• YOUR TASK: Find each line containing the string "angepasst" and return it.

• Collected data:
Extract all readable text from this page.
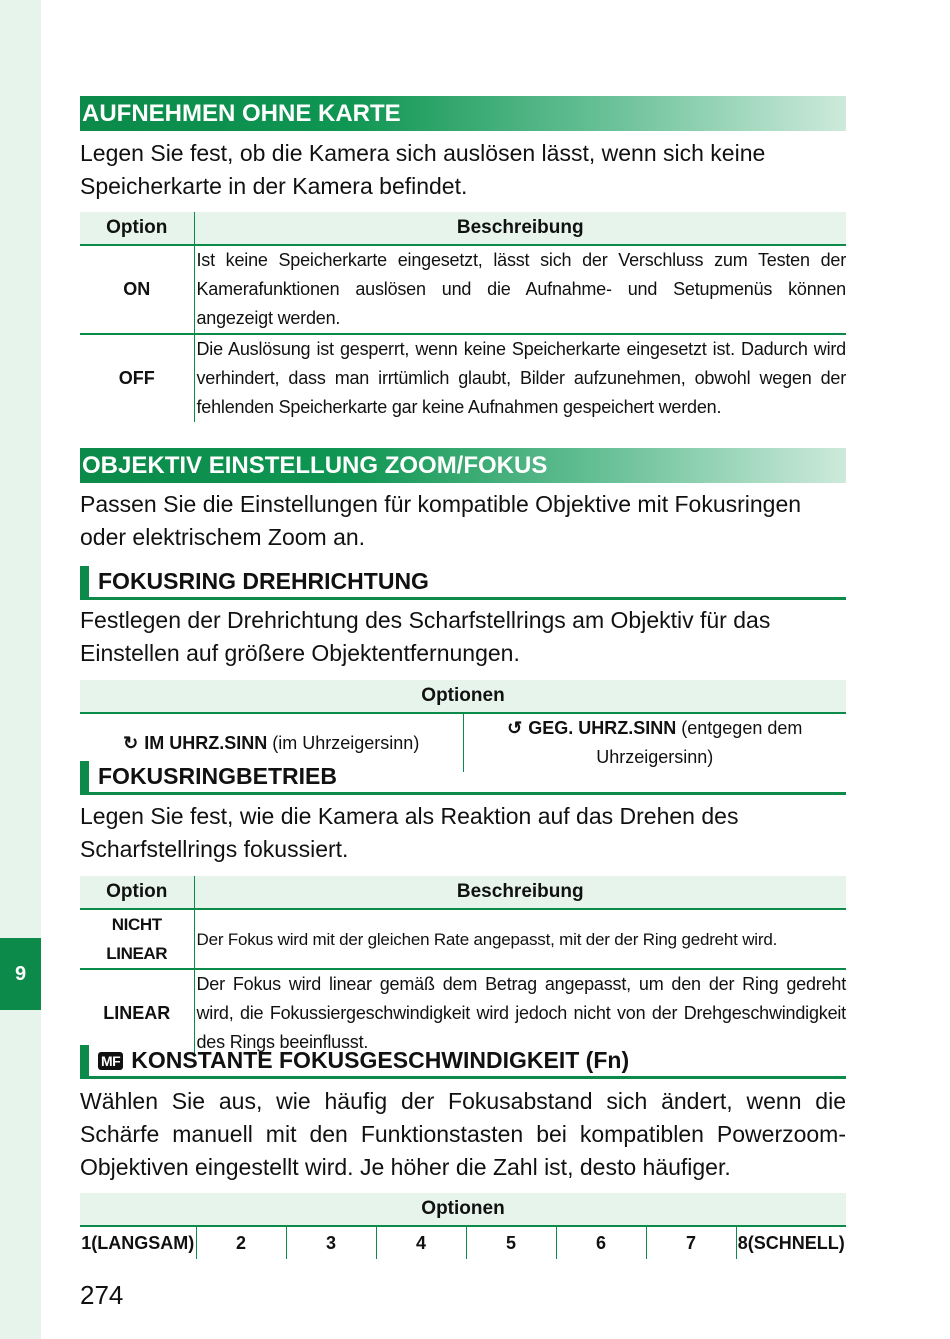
9
AUFNEHMEN OHNE KARTE

Legen Sie fest, ob die Kamera sich auslösen lässt, wenn sich keine Speicherkarte in der Kamera befindet.

Option	Beschreibung
ON	Ist keine Speicherkarte eingesetzt, lässt sich der Verschluss zum Testen der Kamerafunktionen auslösen und die Aufnahme- und Setupmenüs können angezeigt werden.
OFF	Die Auslösung ist gesperrt, wenn keine Speicherkarte eingesetzt ist. Dadurch wird verhindert, dass man irrtümlich glaubt, Bilder aufzunehmen, obwohl wegen der fehlenden Speicherkarte gar keine Aufnahmen gespeichert werden.
OBJEKTIV EINSTELLUNG ZOOM/FOKUS

Passen Sie die Einstellungen für kompatible Objektive mit Fokusringen oder elektrischem Zoom an.

FOKUSRING DREHRICHTUNG

Festlegen der Drehrichtung des Scharfstellrings am Objektiv für das Einstellen auf größere Objektentfernungen.

Optionen
↻ IM UHRZ.SINN (im Uhrzeigersinn)	↺ GEG. UHRZ.SINN (entgegen dem Uhrzeigersinn)
FOKUSRINGBETRIEB

Legen Sie fest, wie die Kamera als Reaktion auf das Drehen des Scharfstellrings fokussiert.

Option	Beschreibung
NICHT LINEAR	Der Fokus wird mit der gleichen Rate angepasst, mit der der Ring gedreht wird.
LINEAR	Der Fokus wird linear gemäß dem Betrag angepasst, um den der Ring gedreht wird, die Fokussiergeschwindigkeit wird jedoch nicht von der Drehgeschwindigkeit des Rings beeinflusst.
MF KONSTANTE FOKUSGESCHWINDIGKEIT (Fn)

Wählen Sie aus, wie häufig der Fokusabstand sich ändert, wenn die Schärfe manuell mit den Funktionstasten bei kompatiblen Powerzoom-Objektiven eingestellt wird. Je höher die Zahl ist, desto häufiger.

Optionen
1(LANGSAM)	2	3	4	5	6	7	8(SCHNELL)
274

• SOLUTION TO THIS TASK:
NICHT LINEAR	Der Fokus wird mit der gleichen Rate angepasst, mit der der Ring gedreht wird.
LINEAR	Der Fokus wird linear gemäß dem Betrag angepasst, um den der Ring gedreht wird, die Fokussiergeschwindigkeit wird jedoch nicht von der Drehgeschwindigkeit des Rings beeinflusst.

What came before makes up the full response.